Goal:
Print out each entry below exactly, please.

[Extracts from a graphics dataset]
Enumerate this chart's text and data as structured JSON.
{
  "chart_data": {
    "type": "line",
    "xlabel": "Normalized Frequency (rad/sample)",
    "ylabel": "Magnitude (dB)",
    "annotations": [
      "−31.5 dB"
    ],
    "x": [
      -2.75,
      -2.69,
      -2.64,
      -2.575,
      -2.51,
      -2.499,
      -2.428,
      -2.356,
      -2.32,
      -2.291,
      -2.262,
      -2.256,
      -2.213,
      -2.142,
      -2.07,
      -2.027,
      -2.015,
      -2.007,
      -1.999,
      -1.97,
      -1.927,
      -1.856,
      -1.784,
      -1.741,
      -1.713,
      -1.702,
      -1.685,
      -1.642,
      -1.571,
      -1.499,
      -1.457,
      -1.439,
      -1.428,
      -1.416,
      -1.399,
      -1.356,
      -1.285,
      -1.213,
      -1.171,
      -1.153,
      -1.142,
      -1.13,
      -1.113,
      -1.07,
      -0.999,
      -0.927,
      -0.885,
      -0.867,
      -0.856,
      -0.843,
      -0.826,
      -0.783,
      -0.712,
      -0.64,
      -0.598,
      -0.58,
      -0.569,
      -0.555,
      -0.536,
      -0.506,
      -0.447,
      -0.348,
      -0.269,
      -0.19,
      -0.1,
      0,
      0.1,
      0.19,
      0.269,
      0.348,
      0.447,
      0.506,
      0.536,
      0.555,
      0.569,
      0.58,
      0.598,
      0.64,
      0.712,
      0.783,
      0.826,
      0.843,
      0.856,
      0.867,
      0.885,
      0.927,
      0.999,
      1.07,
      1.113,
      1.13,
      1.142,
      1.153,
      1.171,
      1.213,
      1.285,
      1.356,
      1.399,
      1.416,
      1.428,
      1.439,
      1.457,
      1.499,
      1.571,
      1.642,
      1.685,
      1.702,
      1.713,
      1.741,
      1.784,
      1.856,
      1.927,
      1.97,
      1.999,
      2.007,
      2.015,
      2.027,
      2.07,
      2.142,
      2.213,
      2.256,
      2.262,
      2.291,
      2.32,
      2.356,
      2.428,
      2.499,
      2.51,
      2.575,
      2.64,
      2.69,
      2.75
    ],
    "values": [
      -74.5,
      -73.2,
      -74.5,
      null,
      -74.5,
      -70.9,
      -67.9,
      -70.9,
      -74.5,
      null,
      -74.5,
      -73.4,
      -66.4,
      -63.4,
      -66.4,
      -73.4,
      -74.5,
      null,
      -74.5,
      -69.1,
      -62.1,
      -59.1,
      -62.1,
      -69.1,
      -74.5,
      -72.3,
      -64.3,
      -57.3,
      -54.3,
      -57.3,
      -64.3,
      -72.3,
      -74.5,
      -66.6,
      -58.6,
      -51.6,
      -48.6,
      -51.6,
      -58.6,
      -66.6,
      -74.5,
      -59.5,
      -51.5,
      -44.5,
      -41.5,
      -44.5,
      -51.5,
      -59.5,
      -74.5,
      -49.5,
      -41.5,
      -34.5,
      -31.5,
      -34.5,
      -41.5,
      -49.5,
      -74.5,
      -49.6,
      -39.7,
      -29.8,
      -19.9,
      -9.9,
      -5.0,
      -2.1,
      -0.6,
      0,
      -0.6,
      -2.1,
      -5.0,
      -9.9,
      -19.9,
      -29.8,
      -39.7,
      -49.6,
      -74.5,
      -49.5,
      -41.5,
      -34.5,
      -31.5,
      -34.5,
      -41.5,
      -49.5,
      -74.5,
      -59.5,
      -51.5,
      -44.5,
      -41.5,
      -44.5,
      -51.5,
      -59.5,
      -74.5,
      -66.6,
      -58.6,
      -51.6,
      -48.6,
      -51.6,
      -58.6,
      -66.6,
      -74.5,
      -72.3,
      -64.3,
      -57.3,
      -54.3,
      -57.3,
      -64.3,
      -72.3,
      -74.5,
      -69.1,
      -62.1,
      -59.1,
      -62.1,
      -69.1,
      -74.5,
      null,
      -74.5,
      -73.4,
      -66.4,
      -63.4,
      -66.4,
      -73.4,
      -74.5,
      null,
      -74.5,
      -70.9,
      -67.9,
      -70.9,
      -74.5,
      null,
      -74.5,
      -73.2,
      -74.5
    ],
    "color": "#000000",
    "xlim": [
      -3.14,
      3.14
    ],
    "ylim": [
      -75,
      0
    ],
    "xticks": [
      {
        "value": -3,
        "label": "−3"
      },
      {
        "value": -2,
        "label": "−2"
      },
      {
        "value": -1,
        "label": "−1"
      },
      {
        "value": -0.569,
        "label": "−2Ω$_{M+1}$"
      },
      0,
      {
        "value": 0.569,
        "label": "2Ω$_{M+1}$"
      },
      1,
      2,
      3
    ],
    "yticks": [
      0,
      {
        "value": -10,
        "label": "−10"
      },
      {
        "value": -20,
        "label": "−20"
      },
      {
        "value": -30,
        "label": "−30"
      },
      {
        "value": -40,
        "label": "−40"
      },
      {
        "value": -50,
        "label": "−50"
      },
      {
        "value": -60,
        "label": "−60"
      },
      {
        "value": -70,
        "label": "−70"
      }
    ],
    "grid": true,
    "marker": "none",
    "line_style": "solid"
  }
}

Task answer:
Enumerate this chart's text and data as structured JSON.
{
  "chart_data": {
    "type": "line",
    "xlabel": "Normalized Frequency (rad/sample)",
    "ylabel": "Magnitude (dB)",
    "annotations": [
      "−31.5 dB"
    ],
    "x": [
      -2.75,
      -2.69,
      -2.64,
      -2.575,
      -2.51,
      -2.499,
      -2.428,
      -2.356,
      -2.32,
      -2.291,
      -2.262,
      -2.256,
      -2.213,
      -2.142,
      -2.07,
      -2.027,
      -2.015,
      -2.007,
      -1.999,
      -1.97,
      -1.927,
      -1.856,
      -1.784,
      -1.741,
      -1.713,
      -1.702,
      -1.685,
      -1.642,
      -1.571,
      -1.499,
      -1.457,
      -1.439,
      -1.428,
      -1.416,
      -1.399,
      -1.356,
      -1.285,
      -1.213,
      -1.171,
      -1.153,
      -1.142,
      -1.13,
      -1.113,
      -1.07,
      -0.999,
      -0.927,
      -0.885,
      -0.867,
      -0.856,
      -0.843,
      -0.826,
      -0.783,
      -0.712,
      -0.64,
      -0.598,
      -0.58,
      -0.569,
      -0.555,
      -0.536,
      -0.506,
      -0.447,
      -0.348,
      -0.269,
      -0.19,
      -0.1,
      0,
      0.1,
      0.19,
      0.269,
      0.348,
      0.447,
      0.506,
      0.536,
      0.555,
      0.569,
      0.58,
      0.598,
      0.64,
      0.712,
      0.783,
      0.826,
      0.843,
      0.856,
      0.867,
      0.885,
      0.927,
      0.999,
      1.07,
      1.113,
      1.13,
      1.142,
      1.153,
      1.171,
      1.213,
      1.285,
      1.356,
      1.399,
      1.416,
      1.428,
      1.439,
      1.457,
      1.499,
      1.571,
      1.642,
      1.685,
      1.702,
      1.713,
      1.741,
      1.784,
      1.856,
      1.927,
      1.97,
      1.999,
      2.007,
      2.015,
      2.027,
      2.07,
      2.142,
      2.213,
      2.256,
      2.262,
      2.291,
      2.32,
      2.356,
      2.428,
      2.499,
      2.51,
      2.575,
      2.64,
      2.69,
      2.75
    ],
    "values": [
      -74.5,
      -73.2,
      -74.5,
      null,
      -74.5,
      -70.9,
      -67.9,
      -70.9,
      -74.5,
      null,
      -74.5,
      -73.4,
      -66.4,
      -63.4,
      -66.4,
      -73.4,
      -74.5,
      null,
      -74.5,
      -69.1,
      -62.1,
      -59.1,
      -62.1,
      -69.1,
      -74.5,
      -72.3,
      -64.3,
      -57.3,
      -54.3,
      -57.3,
      -64.3,
      -72.3,
      -74.5,
      -66.6,
      -58.6,
      -51.6,
      -48.6,
      -51.6,
      -58.6,
      -66.6,
      -74.5,
      -59.5,
      -51.5,
      -44.5,
      -41.5,
      -44.5,
      -51.5,
      -59.5,
      -74.5,
      -49.5,
      -41.5,
      -34.5,
      -31.5,
      -34.5,
      -41.5,
      -49.5,
      -74.5,
      -49.6,
      -39.7,
      -29.8,
      -19.9,
      -9.9,
      -5.0,
      -2.1,
      -0.6,
      0,
      -0.6,
      -2.1,
      -5.0,
      -9.9,
      -19.9,
      -29.8,
      -39.7,
      -49.6,
      -74.5,
      -49.5,
      -41.5,
      -34.5,
      -31.5,
      -34.5,
      -41.5,
      -49.5,
      -74.5,
      -59.5,
      -51.5,
      -44.5,
      -41.5,
      -44.5,
      -51.5,
      -59.5,
      -74.5,
      -66.6,
      -58.6,
      -51.6,
      -48.6,
      -51.6,
      -58.6,
      -66.6,
      -74.5,
      -72.3,
      -64.3,
      -57.3,
      -54.3,
      -57.3,
      -64.3,
      -72.3,
      -74.5,
      -69.1,
      -62.1,
      -59.1,
      -62.1,
      -69.1,
      -74.5,
      null,
      -74.5,
      -73.4,
      -66.4,
      -63.4,
      -66.4,
      -73.4,
      -74.5,
      null,
      -74.5,
      -70.9,
      -67.9,
      -70.9,
      -74.5,
      null,
      -74.5,
      -73.2,
      -74.5
    ],
    "color": "#000000",
    "xlim": [
      -3.14,
      3.14
    ],
    "ylim": [
      -75,
      0
    ],
    "xticks": [
      {
        "value": -3,
        "label": "−3"
      },
      {
        "value": -2,
        "label": "−2"
      },
      {
        "value": -1,
        "label": "−1"
      },
      {
        "value": -0.569,
        "label": "−2Ω$_{M+1}$"
      },
      0,
      {
        "value": 0.569,
        "label": "2Ω$_{M+1}$"
      },
      1,
      2,
      3
    ],
    "yticks": [
      0,
      {
        "value": -10,
        "label": "−10"
      },
      {
        "value": -20,
        "label": "−20"
      },
      {
        "value": -30,
        "label": "−30"
      },
      {
        "value": -40,
        "label": "−40"
      },
      {
        "value": -50,
        "label": "−50"
      },
      {
        "value": -60,
        "label": "−60"
      },
      {
        "value": -70,
        "label": "−70"
      }
    ],
    "grid": true,
    "marker": "none",
    "line_style": "solid"
  }
}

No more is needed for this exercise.